A block of data:
☆ ☆ ☆
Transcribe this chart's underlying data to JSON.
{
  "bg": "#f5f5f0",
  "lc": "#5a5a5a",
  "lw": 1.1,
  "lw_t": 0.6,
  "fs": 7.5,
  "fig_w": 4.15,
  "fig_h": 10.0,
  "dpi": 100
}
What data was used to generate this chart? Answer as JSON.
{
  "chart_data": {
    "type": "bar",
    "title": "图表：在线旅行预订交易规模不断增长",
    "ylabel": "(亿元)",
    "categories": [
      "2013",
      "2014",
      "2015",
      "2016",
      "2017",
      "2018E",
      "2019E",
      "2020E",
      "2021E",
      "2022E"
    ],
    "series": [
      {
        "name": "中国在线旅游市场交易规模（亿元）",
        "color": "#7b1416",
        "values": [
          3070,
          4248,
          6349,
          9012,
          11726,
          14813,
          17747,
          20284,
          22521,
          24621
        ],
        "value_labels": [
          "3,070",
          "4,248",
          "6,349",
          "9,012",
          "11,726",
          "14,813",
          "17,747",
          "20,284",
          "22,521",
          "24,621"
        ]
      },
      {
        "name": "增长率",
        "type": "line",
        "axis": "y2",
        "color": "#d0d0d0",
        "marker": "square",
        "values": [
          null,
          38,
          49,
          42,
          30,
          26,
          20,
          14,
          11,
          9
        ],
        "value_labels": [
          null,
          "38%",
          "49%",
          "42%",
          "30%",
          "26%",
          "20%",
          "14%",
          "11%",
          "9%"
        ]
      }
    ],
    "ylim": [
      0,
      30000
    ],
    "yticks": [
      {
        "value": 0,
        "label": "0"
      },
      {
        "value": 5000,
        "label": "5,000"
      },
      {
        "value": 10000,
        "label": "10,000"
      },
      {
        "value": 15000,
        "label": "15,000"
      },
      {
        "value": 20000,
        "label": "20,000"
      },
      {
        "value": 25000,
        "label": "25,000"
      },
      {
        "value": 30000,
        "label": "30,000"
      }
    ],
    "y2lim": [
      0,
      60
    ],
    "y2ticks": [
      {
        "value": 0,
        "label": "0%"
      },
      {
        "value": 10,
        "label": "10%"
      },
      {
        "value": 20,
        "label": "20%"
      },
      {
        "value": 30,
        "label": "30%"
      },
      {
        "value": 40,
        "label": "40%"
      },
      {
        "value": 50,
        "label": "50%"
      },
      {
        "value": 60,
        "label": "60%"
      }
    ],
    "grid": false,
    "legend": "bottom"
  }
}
☆ ☆ ☆
■ **TASK PROMPT**: Pull out each line of the listing that holds the string "this".

■ **RESPONSE TO THE TASK**:
Transcribe this chart's underlying data to JSON.
What data was used to generate this chart? Answer as JSON.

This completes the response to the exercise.